(Records from a collection)
· · · ·

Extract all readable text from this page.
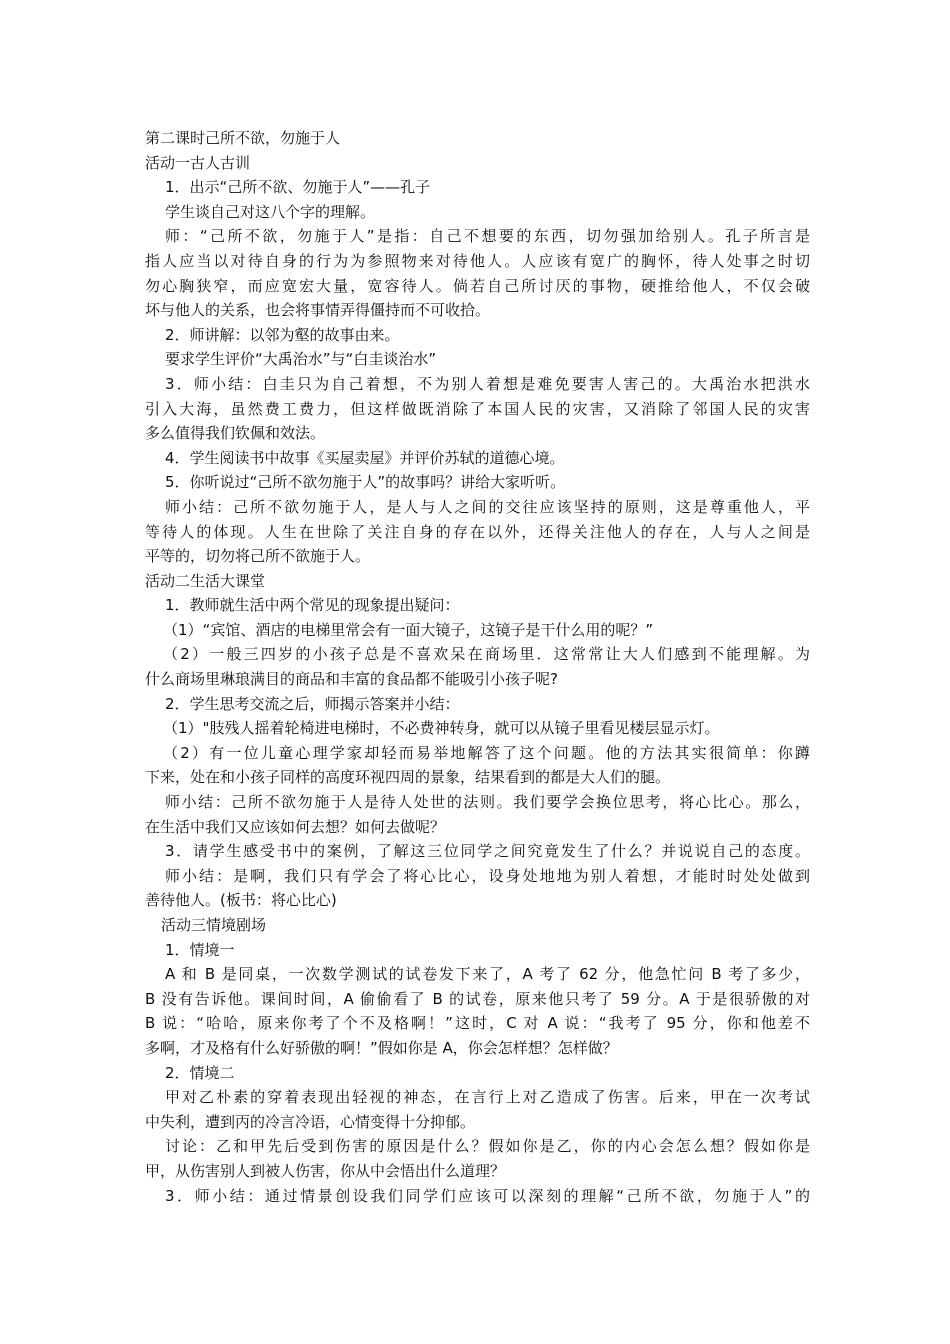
第二课时己所不欲，勿施于人
活动一古人古训
1．出示“己所不欲、勿施于人”——孔子
学生谈自己对这八个字的理解。
师：“己所不欲，勿施于人”是指：自己不想要的东西，切勿强加给别人。孔子所言是
指人应当以对待自身的行为为参照物来对待他人。人应该有宽广的胸怀，待人处事之时切
勿心胸狭窄，而应宽宏大量，宽容待人。倘若自己所讨厌的事物，硬推给他人，不仅会破
坏与他人的关系，也会将事情弄得僵持而不可收拾。
2．师讲解：以邻为壑的故事由来。
要求学生评价“大禹治水”与“白圭谈治水”
3．师小结：白圭只为自己着想，不为别人着想是难免要害人害己的。大禹治水把洪水
引入大海，虽然费工费力，但这样做既消除了本国人民的灾害，又消除了邻国人民的灾害
多么值得我们钦佩和效法。
4．学生阅读书中故事《买屋卖屋》并评价苏轼的道德心境。
5．你听说过“己所不欲勿施于人”的故事吗？讲给大家听听。
师小结：己所不欲勿施于人，是人与人之间的交往应该坚持的原则，这是尊重他人，平
等待人的体现。人生在世除了关注自身的存在以外，还得关注他人的存在，人与人之间是
平等的，切勿将己所不欲施于人。
活动二生活大课堂
1．教师就生活中两个常见的现象提出疑问：
（1）“宾馆、酒店的电梯里常会有一面大镜子，这镜子是干什么用的呢？”
（2）一般三四岁的小孩子总是不喜欢呆在商场里．这常常让大人们感到不能理解。为
什么商场里琳琅满目的商品和丰富的食品都不能吸引小孩子呢?
2．学生思考交流之后，师揭示答案并小结：
（1）"肢残人摇着轮椅进电梯时，不必费神转身，就可以从镜子里看见楼层显示灯。
（2）有一位儿童心理学家却轻而易举地解答了这个问题。他的方法其实很简单：你蹲
下来，处在和小孩子同样的高度环视四周的景象，结果看到的都是大人们的腿。
师小结：己所不欲勿施于人是待人处世的法则。我们要学会换位思考，将心比心。那么，
在生活中我们又应该如何去想？如何去做呢？
3．请学生感受书中的案例，了解这三位同学之间究竟发生了什么？并说说自己的态度。
师小结：是啊，我们只有学会了将心比心，设身处地地为别人着想，才能时时处处做到
善待他人。(板书：将心比心)
活动三情境剧场
1．情境一
A 和 B 是同桌，一次数学测试的试卷发下来了，A 考了 62 分，他急忙问 B 考了多少，
B 没有告诉他。课间时间，A 偷偷看了 B 的试卷，原来他只考了 59 分。A 于是很骄傲的对
B 说：“哈哈，原来你考了个不及格啊！”这时，C 对 A 说：“我考了 95 分，你和他差不
多啊，才及格有什么好骄傲的啊！”假如你是 A，你会怎样想？怎样做？
2．情境二
甲对乙朴素的穿着表现出轻视的神态，在言行上对乙造成了伤害。后来，甲在一次考试
中失利，遭到丙的冷言冷语，心情变得十分抑郁。
讨论：乙和甲先后受到伤害的原因是什么？假如你是乙，你的内心会怎么想？假如你是
甲，从伤害别人到被人伤害，你从中会悟出什么道理？
3．师小结：通过情景创设我们同学们应该可以深刻的理解“己所不欲，勿施于人”的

· · · ·

> _Objective_
The records above must be echoed exactly, minus their pictures.

> _Problem solution_
Extract all readable text from this page.
第二课时己所不欲，勿施于人
活动一古人古训
1．出示“己所不欲、勿施于人”——孔子
学生谈自己对这八个字的理解。
师：“己所不欲，勿施于人”是指：自己不想要的东西，切勿强加给别人。孔子所言是
指人应当以对待自身的行为为参照物来对待他人。人应该有宽广的胸怀，待人处事之时切
勿心胸狭窄，而应宽宏大量，宽容待人。倘若自己所讨厌的事物，硬推给他人，不仅会破
坏与他人的关系，也会将事情弄得僵持而不可收拾。
2．师讲解：以邻为壑的故事由来。
要求学生评价“大禹治水”与“白圭谈治水”
3．师小结：白圭只为自己着想，不为别人着想是难免要害人害己的。大禹治水把洪水
引入大海，虽然费工费力，但这样做既消除了本国人民的灾害，又消除了邻国人民的灾害
多么值得我们钦佩和效法。
4．学生阅读书中故事《买屋卖屋》并评价苏轼的道德心境。
5．你听说过“己所不欲勿施于人”的故事吗？讲给大家听听。
师小结：己所不欲勿施于人，是人与人之间的交往应该坚持的原则，这是尊重他人，平
等待人的体现。人生在世除了关注自身的存在以外，还得关注他人的存在，人与人之间是
平等的，切勿将己所不欲施于人。
活动二生活大课堂
1．教师就生活中两个常见的现象提出疑问：
（1）“宾馆、酒店的电梯里常会有一面大镜子，这镜子是干什么用的呢？”
（2）一般三四岁的小孩子总是不喜欢呆在商场里．这常常让大人们感到不能理解。为
什么商场里琳琅满目的商品和丰富的食品都不能吸引小孩子呢?
2．学生思考交流之后，师揭示答案并小结：
（1）"肢残人摇着轮椅进电梯时，不必费神转身，就可以从镜子里看见楼层显示灯。
（2）有一位儿童心理学家却轻而易举地解答了这个问题。他的方法其实很简单：你蹲
下来，处在和小孩子同样的高度环视四周的景象，结果看到的都是大人们的腿。
师小结：己所不欲勿施于人是待人处世的法则。我们要学会换位思考，将心比心。那么，
在生活中我们又应该如何去想？如何去做呢？
3．请学生感受书中的案例，了解这三位同学之间究竟发生了什么？并说说自己的态度。
师小结：是啊，我们只有学会了将心比心，设身处地地为别人着想，才能时时处处做到
善待他人。(板书：将心比心)
活动三情境剧场
1．情境一
A 和 B 是同桌，一次数学测试的试卷发下来了，A 考了 62 分，他急忙问 B 考了多少，
B 没有告诉他。课间时间，A 偷偷看了 B 的试卷，原来他只考了 59 分。A 于是很骄傲的对
B 说：“哈哈，原来你考了个不及格啊！”这时，C 对 A 说：“我考了 95 分，你和他差不
多啊，才及格有什么好骄傲的啊！”假如你是 A，你会怎样想？怎样做？
2．情境二
甲对乙朴素的穿着表现出轻视的神态，在言行上对乙造成了伤害。后来，甲在一次考试
中失利，遭到丙的冷言冷语，心情变得十分抑郁。
讨论：乙和甲先后受到伤害的原因是什么？假如你是乙，你的内心会怎么想？假如你是
甲，从伤害别人到被人伤害，你从中会悟出什么道理？
3．师小结：通过情景创设我们同学们应该可以深刻的理解“己所不欲，勿施于人”的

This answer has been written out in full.